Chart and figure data

===============

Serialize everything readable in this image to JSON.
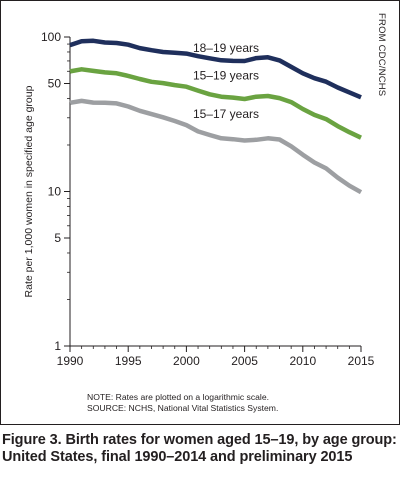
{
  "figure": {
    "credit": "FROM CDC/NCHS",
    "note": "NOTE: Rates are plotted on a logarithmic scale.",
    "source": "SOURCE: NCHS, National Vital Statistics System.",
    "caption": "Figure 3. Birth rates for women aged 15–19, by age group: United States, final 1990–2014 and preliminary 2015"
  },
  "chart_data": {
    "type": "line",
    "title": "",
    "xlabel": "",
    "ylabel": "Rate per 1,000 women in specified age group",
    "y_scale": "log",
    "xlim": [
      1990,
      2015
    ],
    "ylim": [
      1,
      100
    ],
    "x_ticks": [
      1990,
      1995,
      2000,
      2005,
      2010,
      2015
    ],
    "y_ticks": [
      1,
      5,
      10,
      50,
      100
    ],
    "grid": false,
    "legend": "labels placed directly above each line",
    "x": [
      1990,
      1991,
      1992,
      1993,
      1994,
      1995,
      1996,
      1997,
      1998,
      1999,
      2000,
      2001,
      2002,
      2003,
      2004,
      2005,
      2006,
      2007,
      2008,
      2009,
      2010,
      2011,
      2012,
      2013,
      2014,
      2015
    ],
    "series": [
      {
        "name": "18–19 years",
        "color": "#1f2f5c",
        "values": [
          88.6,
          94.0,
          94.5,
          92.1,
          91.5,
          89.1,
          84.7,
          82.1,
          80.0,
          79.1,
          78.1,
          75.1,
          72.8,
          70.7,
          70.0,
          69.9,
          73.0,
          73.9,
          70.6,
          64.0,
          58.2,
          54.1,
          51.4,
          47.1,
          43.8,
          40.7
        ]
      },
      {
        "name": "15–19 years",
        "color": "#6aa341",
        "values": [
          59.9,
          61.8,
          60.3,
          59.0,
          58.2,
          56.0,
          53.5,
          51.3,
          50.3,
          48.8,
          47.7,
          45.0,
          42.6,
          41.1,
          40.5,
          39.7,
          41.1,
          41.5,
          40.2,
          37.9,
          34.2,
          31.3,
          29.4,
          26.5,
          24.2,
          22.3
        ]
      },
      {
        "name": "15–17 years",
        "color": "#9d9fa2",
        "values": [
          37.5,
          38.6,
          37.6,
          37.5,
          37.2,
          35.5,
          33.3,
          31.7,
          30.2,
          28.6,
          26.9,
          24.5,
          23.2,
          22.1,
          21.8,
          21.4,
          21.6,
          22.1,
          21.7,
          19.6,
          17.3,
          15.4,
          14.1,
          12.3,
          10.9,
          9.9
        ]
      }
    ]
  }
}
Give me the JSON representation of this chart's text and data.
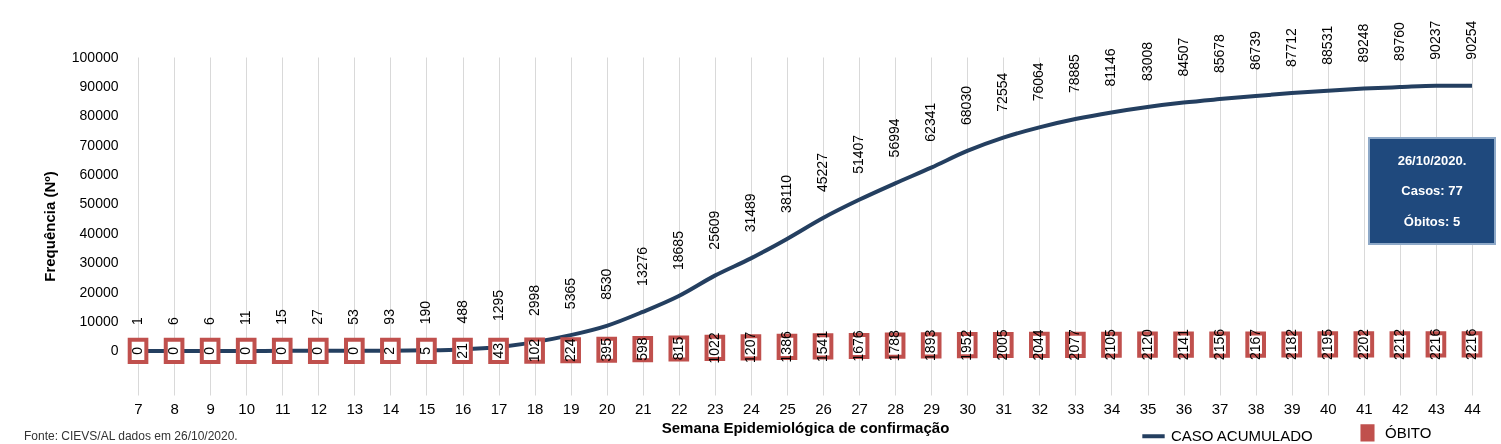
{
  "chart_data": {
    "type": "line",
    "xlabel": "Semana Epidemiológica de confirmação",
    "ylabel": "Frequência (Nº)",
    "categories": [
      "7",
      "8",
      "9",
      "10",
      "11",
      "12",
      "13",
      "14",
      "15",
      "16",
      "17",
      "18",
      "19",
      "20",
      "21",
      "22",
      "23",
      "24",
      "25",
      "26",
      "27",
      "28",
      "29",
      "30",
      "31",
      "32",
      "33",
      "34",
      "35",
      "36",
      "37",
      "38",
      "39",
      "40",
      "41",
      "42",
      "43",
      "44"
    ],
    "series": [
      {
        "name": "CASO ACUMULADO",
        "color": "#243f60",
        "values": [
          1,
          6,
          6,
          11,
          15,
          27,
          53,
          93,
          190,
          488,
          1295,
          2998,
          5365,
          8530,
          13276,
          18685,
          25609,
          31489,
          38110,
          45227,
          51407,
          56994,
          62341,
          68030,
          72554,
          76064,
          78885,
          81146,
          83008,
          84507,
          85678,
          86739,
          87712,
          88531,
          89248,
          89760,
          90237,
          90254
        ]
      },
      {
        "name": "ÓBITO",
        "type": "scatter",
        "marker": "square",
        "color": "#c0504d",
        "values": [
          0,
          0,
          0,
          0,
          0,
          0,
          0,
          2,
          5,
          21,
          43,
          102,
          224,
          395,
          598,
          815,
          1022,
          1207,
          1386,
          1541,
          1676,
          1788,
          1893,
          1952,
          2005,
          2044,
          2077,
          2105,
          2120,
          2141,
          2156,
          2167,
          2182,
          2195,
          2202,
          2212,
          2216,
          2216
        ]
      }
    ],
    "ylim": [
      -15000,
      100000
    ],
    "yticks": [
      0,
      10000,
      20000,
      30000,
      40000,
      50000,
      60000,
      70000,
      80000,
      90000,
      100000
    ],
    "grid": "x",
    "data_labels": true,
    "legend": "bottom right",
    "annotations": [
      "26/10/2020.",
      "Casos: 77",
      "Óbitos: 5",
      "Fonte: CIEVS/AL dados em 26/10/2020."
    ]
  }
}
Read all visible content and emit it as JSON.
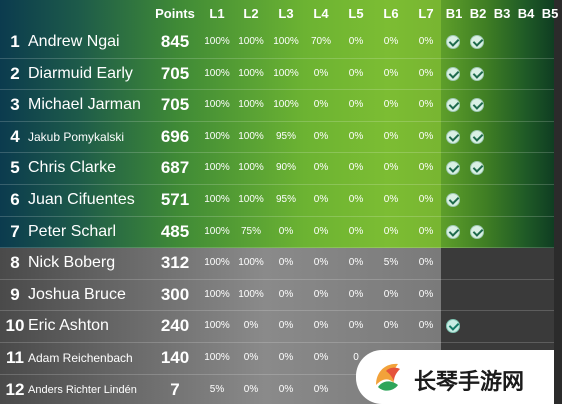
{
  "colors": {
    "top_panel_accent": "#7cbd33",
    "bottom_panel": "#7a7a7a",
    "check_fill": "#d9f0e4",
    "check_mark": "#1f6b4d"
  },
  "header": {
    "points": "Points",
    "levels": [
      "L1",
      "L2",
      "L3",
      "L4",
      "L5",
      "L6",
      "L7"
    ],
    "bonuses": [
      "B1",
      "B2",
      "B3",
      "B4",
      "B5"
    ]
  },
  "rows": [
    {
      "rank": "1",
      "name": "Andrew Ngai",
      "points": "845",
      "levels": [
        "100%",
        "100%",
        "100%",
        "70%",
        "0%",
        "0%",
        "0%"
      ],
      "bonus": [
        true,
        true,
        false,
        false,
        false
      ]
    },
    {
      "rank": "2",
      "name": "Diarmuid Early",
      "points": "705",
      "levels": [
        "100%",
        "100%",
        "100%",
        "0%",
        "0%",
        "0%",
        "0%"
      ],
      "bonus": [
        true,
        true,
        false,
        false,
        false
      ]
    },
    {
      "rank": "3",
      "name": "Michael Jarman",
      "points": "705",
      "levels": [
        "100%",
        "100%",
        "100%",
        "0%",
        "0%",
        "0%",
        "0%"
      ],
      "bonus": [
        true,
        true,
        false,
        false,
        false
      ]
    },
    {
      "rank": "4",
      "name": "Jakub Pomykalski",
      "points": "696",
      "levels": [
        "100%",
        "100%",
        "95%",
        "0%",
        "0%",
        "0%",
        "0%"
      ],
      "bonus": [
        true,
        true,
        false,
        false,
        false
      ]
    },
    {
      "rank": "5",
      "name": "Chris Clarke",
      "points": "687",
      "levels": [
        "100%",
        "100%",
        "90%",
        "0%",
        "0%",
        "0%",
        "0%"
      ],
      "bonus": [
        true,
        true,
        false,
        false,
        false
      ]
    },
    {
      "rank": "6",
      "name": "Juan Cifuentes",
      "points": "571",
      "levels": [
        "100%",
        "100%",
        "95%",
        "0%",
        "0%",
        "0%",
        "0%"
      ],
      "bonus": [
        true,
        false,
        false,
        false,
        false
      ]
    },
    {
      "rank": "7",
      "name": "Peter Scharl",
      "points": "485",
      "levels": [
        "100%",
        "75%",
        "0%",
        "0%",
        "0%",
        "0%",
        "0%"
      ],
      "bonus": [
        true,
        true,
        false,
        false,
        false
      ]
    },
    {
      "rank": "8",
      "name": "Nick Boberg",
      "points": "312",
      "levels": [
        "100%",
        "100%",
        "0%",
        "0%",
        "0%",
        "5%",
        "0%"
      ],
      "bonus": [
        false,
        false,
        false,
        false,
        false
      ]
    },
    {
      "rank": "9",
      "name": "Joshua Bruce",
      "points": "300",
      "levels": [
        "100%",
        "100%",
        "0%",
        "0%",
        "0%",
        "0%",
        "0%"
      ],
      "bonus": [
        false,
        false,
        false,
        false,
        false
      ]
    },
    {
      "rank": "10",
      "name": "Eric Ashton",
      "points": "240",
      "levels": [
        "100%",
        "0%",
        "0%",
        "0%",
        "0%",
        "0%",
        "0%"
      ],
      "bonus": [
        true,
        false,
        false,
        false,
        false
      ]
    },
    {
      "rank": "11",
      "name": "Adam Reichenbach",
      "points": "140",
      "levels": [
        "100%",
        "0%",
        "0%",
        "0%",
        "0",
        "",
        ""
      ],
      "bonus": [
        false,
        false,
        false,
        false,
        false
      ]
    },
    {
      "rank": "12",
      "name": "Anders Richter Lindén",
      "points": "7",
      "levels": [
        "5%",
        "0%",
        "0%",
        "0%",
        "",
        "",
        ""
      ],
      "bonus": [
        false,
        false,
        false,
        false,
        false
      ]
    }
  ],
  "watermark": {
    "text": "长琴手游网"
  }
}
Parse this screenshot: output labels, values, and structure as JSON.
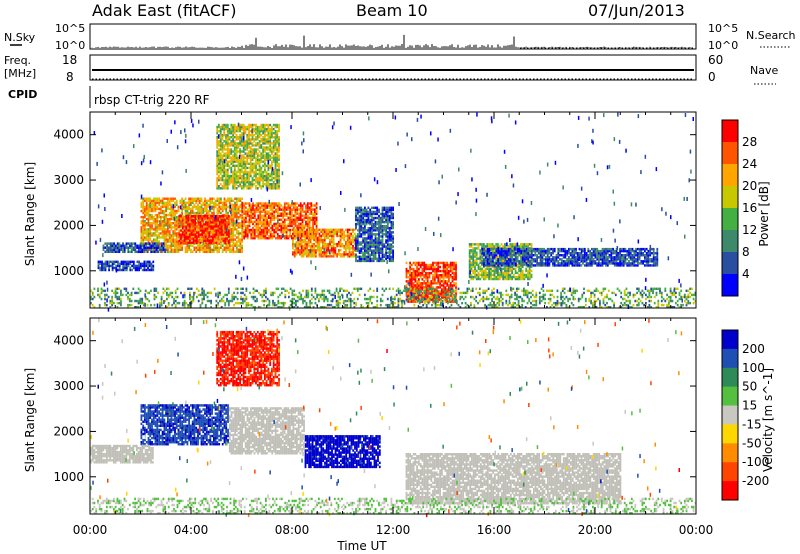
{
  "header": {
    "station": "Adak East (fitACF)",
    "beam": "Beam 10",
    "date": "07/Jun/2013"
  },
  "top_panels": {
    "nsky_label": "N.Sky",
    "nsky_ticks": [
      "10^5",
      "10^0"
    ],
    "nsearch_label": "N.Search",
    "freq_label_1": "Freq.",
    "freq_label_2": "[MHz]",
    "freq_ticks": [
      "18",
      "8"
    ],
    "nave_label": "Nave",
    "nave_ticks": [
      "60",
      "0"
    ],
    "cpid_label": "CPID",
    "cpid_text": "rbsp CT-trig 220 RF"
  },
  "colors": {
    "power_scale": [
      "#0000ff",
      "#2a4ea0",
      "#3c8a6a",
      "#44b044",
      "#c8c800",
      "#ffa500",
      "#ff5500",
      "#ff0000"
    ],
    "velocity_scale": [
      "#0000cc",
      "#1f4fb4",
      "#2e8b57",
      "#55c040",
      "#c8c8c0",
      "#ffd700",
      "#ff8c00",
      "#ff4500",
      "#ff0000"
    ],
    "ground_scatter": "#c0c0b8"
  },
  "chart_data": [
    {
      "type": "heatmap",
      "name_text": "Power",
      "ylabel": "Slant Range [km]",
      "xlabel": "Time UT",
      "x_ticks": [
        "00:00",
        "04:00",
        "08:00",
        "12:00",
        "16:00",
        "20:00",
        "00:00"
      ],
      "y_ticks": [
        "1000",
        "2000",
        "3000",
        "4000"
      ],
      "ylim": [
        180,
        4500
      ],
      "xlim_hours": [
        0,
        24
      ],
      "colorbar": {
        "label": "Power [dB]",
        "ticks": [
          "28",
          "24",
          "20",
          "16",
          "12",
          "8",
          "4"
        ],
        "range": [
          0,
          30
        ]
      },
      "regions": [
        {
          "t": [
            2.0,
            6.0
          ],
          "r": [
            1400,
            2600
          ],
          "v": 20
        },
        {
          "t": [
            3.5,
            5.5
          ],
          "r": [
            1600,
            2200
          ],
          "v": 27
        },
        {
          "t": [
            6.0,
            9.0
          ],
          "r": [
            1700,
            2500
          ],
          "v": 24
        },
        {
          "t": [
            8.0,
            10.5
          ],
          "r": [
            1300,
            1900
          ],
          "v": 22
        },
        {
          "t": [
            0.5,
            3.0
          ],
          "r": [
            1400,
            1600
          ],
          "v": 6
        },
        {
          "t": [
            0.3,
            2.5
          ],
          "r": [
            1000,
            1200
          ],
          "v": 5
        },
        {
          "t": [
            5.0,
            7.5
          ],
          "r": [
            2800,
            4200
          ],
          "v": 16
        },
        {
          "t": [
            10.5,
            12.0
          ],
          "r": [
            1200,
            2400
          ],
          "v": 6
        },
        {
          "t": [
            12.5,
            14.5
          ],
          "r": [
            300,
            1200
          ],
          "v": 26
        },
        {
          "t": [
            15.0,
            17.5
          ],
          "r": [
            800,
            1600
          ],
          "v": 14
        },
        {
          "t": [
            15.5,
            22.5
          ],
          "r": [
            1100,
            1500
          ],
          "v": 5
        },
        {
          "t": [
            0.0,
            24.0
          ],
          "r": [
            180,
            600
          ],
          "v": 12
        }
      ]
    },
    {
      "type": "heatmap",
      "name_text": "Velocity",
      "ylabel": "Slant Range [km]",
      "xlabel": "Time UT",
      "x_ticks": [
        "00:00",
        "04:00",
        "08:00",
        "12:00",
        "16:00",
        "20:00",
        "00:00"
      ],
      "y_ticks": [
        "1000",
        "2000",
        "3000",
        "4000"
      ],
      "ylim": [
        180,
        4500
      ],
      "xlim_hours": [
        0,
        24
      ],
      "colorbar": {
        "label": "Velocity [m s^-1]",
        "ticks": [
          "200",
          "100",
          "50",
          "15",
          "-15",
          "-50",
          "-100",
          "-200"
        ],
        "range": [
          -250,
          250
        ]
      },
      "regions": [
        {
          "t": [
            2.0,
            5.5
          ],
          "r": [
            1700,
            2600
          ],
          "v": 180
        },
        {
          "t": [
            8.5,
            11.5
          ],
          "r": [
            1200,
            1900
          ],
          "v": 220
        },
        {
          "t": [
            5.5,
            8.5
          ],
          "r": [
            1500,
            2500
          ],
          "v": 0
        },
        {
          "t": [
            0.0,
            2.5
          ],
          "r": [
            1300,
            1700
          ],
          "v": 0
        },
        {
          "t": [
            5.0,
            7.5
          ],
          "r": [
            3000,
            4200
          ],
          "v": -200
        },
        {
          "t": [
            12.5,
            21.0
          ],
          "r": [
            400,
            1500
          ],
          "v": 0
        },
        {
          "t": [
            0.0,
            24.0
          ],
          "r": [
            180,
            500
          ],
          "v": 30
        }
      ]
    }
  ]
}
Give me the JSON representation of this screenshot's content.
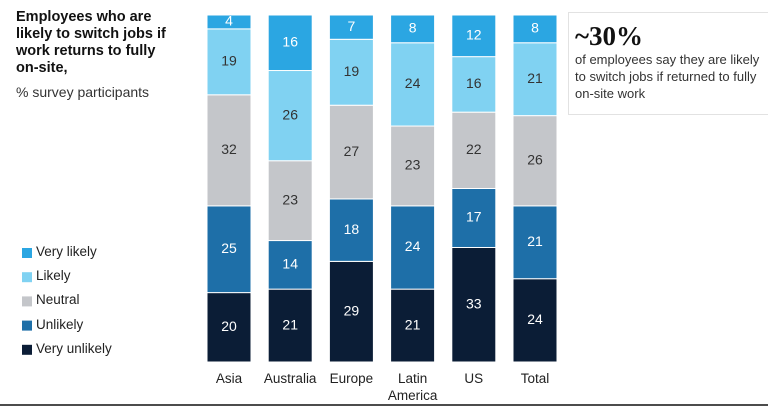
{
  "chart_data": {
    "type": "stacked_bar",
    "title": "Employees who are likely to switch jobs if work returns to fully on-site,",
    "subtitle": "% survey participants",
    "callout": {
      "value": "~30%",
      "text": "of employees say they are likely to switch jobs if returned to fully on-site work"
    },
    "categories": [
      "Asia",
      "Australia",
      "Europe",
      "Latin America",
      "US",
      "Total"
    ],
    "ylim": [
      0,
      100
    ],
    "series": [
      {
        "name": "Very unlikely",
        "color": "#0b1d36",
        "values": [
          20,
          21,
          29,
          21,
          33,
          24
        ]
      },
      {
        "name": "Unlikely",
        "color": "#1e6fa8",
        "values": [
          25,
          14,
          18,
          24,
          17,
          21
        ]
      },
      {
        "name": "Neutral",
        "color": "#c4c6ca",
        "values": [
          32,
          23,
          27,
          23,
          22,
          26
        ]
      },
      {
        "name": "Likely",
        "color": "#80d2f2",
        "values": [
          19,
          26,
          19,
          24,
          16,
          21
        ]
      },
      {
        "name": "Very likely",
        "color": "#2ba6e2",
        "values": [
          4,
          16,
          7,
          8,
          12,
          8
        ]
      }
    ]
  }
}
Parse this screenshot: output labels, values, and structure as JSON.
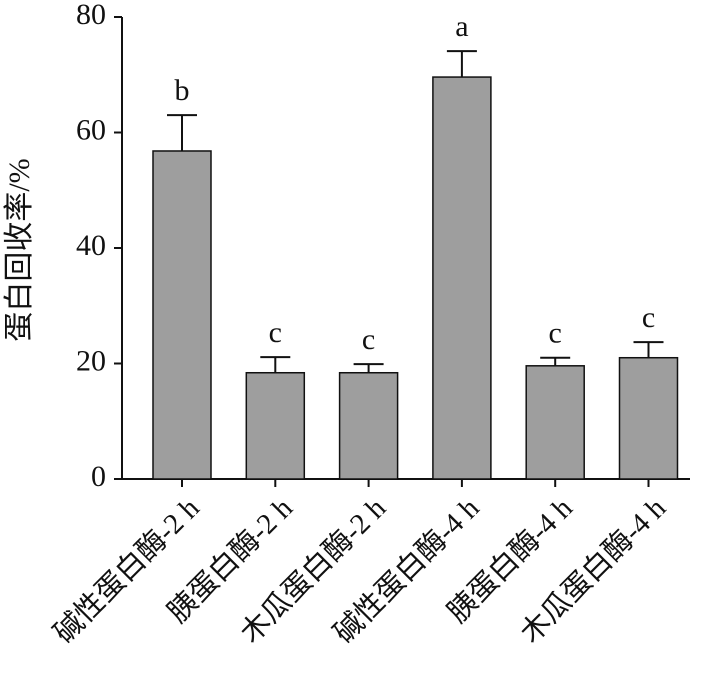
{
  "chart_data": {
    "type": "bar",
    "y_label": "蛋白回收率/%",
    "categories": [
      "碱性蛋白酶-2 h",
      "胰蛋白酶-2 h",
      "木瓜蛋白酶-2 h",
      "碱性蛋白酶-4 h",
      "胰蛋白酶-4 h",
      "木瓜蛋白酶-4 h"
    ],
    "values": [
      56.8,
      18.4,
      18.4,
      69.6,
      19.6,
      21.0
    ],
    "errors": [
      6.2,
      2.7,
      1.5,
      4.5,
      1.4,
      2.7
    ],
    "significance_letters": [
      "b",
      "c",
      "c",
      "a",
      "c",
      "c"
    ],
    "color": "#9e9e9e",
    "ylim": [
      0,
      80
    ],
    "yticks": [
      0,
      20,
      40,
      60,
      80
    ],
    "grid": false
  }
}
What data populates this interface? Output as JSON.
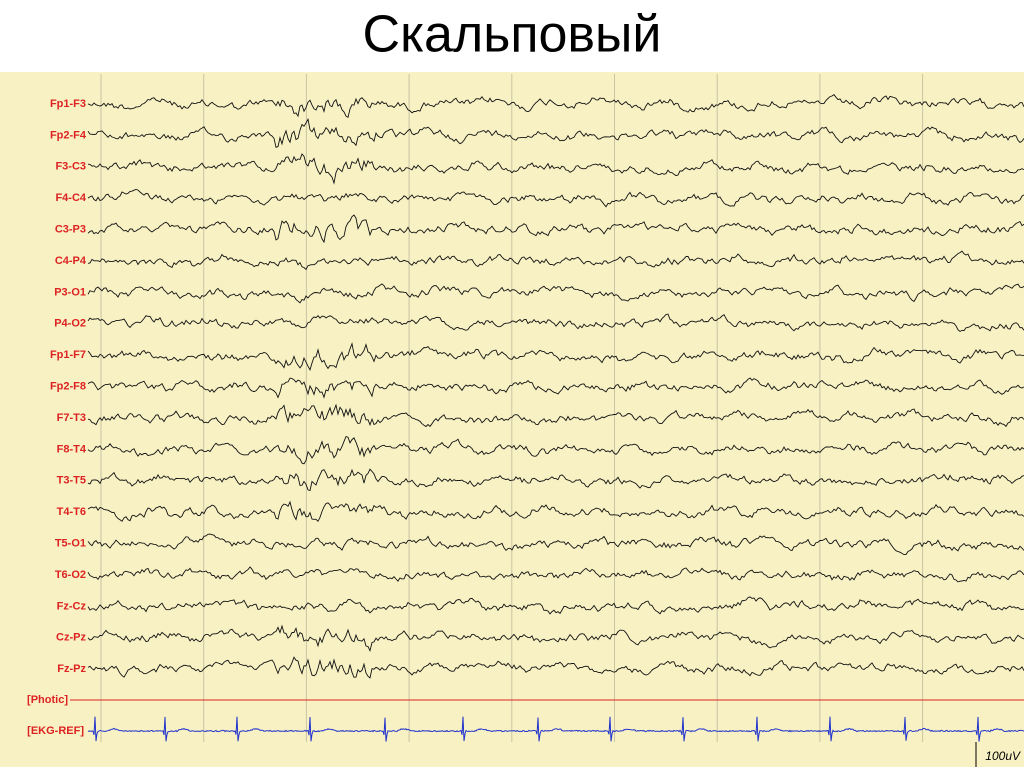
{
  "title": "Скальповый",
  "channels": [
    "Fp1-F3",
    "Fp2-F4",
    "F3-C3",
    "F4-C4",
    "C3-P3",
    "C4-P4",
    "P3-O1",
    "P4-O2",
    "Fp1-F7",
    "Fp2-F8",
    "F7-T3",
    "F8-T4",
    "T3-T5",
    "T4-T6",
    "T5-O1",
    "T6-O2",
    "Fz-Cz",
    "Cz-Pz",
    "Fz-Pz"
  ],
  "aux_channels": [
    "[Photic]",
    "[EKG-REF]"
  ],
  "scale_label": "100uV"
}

===============

• [INSTRUCTIONS TO FOLLOW]: Extract word for word every line from the line that contains "What data populates" to the final line of the data, both included, and nothing else; skip the pictures.

• [WRITTEN RESPONSE]:
What data populates this interface? Output as JSON.
{
  "title": "Скальповый",
  "channels": [
    "Fp1-F3",
    "Fp2-F4",
    "F3-C3",
    "F4-C4",
    "C3-P3",
    "C4-P4",
    "P3-O1",
    "P4-O2",
    "Fp1-F7",
    "Fp2-F8",
    "F7-T3",
    "F8-T4",
    "T3-T5",
    "T4-T6",
    "T5-O1",
    "T6-O2",
    "Fz-Cz",
    "Cz-Pz",
    "Fz-Pz"
  ],
  "aux_channels": [
    "[Photic]",
    "[EKG-REF]"
  ],
  "scale_label": "100uV"
}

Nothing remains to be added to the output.